-- BEGIN --
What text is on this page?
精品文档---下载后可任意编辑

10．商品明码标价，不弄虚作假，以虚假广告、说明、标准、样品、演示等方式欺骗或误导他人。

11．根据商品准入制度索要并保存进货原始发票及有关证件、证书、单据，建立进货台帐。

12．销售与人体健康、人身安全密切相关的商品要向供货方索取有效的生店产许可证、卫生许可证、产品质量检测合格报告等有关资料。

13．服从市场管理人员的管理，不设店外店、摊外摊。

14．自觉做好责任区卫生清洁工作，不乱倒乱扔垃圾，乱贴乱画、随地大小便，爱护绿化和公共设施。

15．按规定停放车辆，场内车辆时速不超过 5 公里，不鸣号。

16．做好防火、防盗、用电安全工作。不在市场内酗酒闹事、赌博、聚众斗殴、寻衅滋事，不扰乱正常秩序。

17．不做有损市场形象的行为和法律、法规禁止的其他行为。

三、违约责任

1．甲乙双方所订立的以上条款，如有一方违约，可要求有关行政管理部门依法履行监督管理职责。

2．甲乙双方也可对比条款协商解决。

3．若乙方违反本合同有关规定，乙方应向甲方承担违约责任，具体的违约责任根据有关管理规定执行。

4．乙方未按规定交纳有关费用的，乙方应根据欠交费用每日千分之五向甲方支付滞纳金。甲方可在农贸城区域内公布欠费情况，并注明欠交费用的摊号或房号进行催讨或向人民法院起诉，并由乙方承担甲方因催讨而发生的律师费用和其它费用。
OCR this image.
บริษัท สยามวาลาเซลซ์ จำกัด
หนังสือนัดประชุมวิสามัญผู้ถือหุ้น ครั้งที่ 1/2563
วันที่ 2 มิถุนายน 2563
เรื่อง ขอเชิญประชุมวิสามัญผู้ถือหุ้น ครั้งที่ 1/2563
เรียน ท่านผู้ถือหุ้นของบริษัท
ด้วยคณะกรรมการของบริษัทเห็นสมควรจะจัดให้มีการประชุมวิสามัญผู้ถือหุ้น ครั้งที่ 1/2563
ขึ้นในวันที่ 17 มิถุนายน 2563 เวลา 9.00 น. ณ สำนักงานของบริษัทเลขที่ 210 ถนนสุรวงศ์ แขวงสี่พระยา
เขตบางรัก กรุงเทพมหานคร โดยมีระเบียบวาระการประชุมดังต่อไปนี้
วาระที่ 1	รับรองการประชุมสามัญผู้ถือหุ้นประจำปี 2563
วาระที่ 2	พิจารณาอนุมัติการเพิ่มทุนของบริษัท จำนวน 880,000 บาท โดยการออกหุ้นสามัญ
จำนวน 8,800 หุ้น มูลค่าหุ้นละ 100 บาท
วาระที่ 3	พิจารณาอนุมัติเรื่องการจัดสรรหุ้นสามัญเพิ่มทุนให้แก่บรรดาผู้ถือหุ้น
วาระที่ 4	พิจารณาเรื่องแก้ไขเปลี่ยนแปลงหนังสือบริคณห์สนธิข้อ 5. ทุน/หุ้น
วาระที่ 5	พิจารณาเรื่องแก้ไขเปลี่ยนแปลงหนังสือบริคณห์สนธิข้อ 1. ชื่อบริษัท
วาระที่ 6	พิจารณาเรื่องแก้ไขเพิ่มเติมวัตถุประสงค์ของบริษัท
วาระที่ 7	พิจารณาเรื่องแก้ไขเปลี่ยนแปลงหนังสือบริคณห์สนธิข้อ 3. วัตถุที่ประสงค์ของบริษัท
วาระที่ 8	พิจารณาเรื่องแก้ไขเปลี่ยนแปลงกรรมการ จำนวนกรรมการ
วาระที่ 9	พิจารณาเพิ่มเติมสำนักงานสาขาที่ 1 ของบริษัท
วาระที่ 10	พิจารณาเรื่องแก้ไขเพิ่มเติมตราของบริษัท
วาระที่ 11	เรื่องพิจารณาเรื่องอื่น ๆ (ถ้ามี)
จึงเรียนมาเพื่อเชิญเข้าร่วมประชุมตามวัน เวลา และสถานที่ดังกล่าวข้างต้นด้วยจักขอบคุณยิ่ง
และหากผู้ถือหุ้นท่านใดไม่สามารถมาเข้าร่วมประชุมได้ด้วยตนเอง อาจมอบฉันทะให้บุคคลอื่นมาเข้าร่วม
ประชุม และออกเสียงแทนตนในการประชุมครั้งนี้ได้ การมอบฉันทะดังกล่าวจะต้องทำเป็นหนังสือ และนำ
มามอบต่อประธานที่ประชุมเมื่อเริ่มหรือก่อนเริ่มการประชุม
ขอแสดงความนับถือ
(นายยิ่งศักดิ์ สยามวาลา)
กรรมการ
-- END --
Written exercise
Of the lines in the data, how many contain the word "นายน"? Provide the number and nothing further.

Task result
2